(Task to carry out): Copy the rows word for word, beginning with the first row and stopping after the row that contains "oz-tick-label: 0 xyxy=(406,128,410,136)".
▶
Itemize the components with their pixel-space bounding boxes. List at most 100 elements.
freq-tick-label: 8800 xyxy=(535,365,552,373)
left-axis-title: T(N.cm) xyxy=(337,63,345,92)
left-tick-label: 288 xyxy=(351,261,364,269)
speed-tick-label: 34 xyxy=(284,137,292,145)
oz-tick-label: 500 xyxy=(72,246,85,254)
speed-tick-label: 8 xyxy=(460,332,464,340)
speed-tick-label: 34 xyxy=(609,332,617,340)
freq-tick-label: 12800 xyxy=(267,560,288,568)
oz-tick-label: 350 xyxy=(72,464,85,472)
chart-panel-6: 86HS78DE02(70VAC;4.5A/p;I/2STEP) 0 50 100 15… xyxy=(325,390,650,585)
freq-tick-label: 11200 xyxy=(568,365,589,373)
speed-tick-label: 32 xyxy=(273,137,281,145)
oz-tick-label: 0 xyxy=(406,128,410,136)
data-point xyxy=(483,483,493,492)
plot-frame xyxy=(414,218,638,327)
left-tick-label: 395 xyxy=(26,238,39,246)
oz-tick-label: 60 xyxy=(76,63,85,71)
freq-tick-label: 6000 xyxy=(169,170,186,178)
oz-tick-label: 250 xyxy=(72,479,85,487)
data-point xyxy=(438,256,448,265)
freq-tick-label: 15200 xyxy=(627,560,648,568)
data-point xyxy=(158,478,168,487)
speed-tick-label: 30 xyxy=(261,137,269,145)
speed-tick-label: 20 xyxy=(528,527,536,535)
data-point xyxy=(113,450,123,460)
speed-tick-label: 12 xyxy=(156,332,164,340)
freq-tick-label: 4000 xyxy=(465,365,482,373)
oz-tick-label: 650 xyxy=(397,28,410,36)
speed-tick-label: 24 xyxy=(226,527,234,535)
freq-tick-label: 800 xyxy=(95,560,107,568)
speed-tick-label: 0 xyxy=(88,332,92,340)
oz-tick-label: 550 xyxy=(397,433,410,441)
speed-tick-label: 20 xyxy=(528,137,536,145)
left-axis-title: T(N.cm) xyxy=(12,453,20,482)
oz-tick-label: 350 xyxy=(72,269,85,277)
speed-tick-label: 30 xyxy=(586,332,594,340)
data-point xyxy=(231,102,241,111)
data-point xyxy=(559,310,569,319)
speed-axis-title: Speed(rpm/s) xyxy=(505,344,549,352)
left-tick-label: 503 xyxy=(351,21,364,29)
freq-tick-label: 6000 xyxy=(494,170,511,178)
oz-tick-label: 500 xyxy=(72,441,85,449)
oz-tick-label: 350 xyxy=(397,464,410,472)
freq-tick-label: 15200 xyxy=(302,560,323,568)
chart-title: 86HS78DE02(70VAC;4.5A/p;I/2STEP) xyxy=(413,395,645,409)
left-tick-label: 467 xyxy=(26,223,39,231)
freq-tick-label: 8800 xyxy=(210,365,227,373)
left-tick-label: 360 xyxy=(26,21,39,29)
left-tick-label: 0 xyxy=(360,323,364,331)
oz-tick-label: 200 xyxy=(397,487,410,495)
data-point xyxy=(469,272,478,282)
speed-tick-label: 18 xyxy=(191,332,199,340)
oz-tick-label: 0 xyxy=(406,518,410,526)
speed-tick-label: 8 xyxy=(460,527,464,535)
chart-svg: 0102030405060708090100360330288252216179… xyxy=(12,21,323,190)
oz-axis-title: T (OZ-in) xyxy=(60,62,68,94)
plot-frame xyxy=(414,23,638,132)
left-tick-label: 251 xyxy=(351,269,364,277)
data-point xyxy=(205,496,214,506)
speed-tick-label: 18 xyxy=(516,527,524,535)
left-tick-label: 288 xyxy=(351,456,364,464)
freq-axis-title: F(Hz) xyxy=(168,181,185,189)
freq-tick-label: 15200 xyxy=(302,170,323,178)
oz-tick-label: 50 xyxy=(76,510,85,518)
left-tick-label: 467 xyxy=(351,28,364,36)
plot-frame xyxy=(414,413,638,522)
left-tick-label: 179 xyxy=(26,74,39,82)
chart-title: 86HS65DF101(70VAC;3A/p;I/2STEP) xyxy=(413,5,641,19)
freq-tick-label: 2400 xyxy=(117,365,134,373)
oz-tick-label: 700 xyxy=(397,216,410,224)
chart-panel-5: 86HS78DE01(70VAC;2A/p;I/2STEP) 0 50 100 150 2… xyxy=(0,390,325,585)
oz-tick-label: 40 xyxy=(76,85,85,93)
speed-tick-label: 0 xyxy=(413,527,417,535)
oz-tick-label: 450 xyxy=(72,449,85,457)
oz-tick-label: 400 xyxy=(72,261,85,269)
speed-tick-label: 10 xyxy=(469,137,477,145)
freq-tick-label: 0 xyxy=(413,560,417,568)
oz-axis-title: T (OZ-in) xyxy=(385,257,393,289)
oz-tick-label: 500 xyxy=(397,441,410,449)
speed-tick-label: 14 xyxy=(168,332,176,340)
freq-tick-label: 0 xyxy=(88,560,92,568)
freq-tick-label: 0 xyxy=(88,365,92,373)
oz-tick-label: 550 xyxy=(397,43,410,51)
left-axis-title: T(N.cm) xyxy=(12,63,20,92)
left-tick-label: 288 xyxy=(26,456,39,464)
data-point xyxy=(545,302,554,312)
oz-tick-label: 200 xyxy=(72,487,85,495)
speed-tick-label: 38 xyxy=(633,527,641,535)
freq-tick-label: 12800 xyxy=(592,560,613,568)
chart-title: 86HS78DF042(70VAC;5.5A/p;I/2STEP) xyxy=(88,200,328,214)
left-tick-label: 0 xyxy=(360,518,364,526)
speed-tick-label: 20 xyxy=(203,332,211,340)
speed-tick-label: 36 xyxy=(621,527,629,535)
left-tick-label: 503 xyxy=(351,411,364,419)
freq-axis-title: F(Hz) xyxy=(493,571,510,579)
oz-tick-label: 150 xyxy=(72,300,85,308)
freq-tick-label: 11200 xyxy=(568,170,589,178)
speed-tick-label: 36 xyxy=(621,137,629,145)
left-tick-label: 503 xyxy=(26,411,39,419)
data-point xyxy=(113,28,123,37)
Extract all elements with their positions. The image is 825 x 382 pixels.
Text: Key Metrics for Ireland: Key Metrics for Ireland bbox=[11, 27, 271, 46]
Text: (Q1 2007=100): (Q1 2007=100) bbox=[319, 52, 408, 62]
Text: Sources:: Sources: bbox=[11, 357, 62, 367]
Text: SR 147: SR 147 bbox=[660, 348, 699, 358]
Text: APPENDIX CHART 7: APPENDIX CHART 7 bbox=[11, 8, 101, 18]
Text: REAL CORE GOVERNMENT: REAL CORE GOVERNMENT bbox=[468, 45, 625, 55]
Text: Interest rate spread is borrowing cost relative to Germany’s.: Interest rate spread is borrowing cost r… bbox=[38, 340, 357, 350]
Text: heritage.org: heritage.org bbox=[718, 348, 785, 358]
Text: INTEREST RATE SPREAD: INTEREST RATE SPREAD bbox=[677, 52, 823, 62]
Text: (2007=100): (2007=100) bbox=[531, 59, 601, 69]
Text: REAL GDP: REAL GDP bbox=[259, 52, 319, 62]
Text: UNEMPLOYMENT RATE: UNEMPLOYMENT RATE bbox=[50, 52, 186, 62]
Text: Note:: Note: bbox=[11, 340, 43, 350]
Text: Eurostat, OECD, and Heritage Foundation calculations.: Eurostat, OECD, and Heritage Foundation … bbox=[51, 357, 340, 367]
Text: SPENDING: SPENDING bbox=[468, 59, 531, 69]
◀
(Result for this task):
Itemize the components with their pixel-space bounding boxes. List at most 100 elements.
freq-tick-label: 8800 xyxy=(535,365,552,373)
left-axis-title: T(N.cm) xyxy=(337,63,345,92)
left-tick-label: 288 xyxy=(351,261,364,269)
speed-tick-label: 34 xyxy=(284,137,292,145)
oz-tick-label: 500 xyxy=(72,246,85,254)
speed-tick-label: 8 xyxy=(460,332,464,340)
speed-tick-label: 34 xyxy=(609,332,617,340)
freq-tick-label: 12800 xyxy=(267,560,288,568)
oz-tick-label: 350 xyxy=(72,464,85,472)
chart-panel-6: 86HS78DE02(70VAC;4.5A/p;I/2STEP) 0 50 100 15… xyxy=(325,390,650,585)
freq-tick-label: 11200 xyxy=(568,365,589,373)
speed-tick-label: 32 xyxy=(273,137,281,145)
oz-tick-label: 0 xyxy=(406,128,410,136)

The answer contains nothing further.